◆ **Work instructions**: Repeat every line below exactly, word for word.

◆ **Material for the task**:
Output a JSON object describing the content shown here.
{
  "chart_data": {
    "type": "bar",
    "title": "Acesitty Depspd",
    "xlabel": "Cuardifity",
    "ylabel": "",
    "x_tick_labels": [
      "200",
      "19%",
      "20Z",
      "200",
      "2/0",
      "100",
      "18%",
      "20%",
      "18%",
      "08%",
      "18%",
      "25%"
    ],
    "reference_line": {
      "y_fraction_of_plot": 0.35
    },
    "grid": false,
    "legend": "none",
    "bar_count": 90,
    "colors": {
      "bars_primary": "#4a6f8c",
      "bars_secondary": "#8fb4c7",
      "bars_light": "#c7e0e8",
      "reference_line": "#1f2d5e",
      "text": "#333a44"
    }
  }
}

◆ **Reply**:
Output a JSON object describing the content shown here.
{
  "chart_data": {
    "type": "bar",
    "title": "Acesitty Depspd",
    "xlabel": "Cuardifity",
    "ylabel": "",
    "x_tick_labels": [
      "200",
      "19%",
      "20Z",
      "200",
      "2/0",
      "100",
      "18%",
      "20%",
      "18%",
      "08%",
      "18%",
      "25%"
    ],
    "reference_line": {
      "y_fraction_of_plot": 0.35
    },
    "grid": false,
    "legend": "none",
    "bar_count": 90,
    "colors": {
      "bars_primary": "#4a6f8c",
      "bars_secondary": "#8fb4c7",
      "bars_light": "#c7e0e8",
      "reference_line": "#1f2d5e",
      "text": "#333a44"
    }
  }
}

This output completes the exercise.